*WHAT THE TASK ASKS*
Tally the lines in the records underneath that contain the string "document", and state the figure by itself.

*LISTED RECORDS*
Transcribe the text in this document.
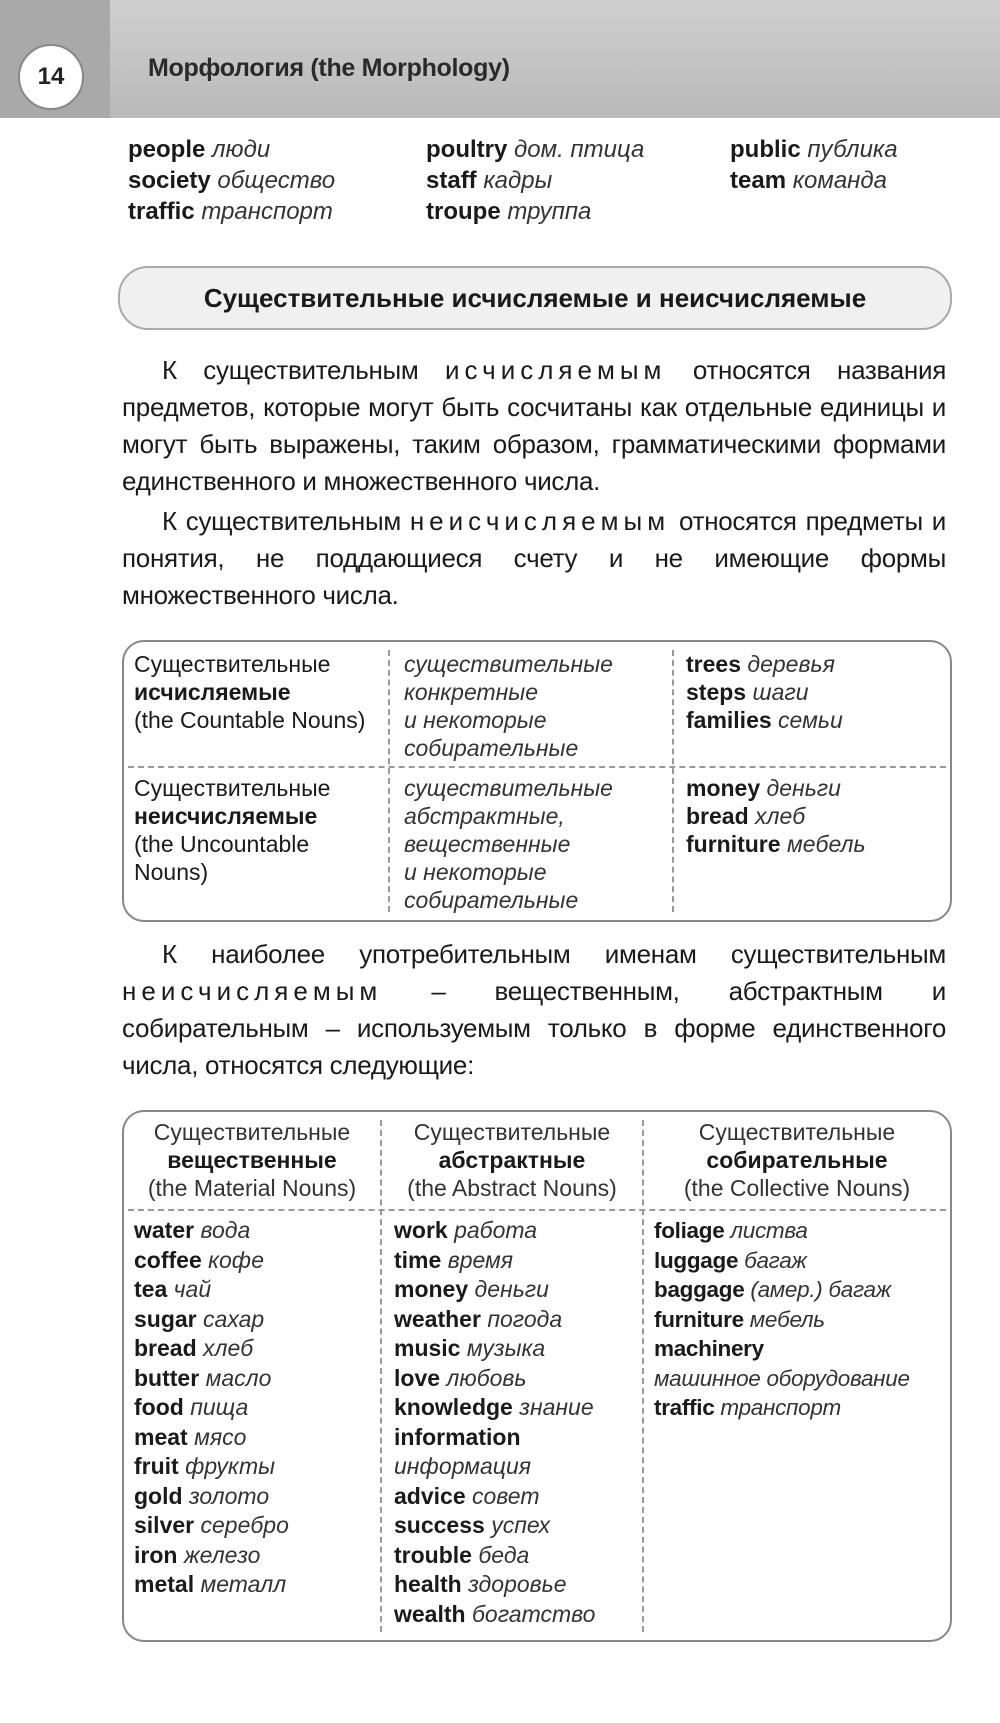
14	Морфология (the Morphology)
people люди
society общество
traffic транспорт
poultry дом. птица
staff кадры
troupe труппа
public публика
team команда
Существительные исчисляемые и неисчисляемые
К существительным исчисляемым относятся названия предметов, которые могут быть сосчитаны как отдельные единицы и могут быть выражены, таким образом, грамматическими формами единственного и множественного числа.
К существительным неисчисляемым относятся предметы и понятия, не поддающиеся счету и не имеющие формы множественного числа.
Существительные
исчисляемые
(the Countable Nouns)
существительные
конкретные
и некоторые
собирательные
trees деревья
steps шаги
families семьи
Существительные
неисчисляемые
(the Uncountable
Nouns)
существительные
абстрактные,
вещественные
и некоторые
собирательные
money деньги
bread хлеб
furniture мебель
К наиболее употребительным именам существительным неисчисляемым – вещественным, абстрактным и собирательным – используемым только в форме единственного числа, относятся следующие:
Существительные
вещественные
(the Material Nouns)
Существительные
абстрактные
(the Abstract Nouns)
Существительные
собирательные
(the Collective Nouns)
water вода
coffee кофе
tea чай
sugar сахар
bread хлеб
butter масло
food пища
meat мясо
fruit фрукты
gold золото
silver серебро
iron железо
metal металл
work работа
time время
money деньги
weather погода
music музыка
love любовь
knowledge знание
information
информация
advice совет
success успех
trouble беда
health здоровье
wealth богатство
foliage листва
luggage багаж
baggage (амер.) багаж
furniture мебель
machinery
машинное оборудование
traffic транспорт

==

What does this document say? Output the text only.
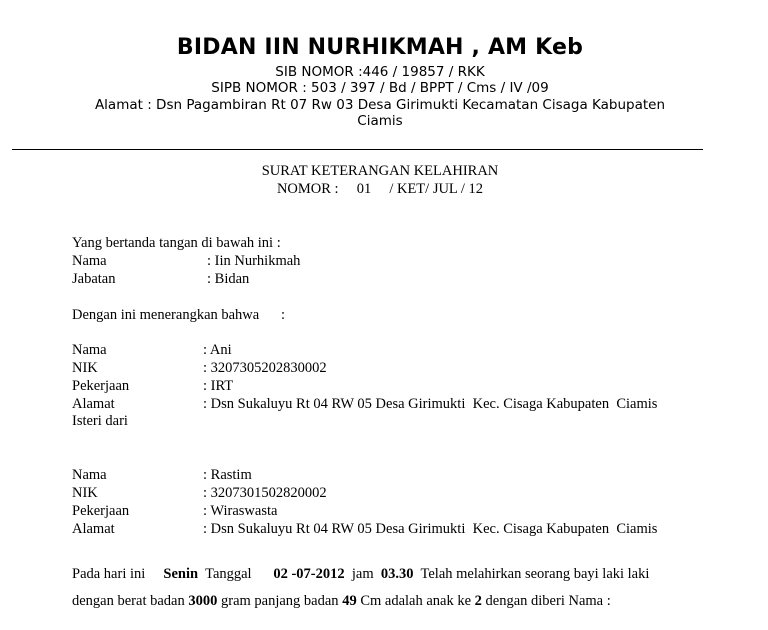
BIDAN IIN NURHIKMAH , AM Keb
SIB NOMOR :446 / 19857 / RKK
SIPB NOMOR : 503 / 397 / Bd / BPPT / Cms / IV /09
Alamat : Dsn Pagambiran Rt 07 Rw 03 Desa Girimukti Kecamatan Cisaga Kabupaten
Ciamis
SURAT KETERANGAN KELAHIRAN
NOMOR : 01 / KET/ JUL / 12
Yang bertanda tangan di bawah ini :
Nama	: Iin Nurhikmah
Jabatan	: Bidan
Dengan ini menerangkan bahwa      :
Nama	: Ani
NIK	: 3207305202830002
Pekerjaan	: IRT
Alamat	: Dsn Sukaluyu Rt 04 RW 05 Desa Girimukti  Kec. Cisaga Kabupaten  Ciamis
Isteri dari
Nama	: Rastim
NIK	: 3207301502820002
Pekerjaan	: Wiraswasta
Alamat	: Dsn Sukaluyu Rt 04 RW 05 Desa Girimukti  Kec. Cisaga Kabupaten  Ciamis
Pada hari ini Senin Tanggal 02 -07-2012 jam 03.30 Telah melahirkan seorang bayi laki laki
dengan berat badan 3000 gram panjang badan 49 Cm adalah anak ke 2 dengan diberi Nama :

*FULL RESPONSE*
2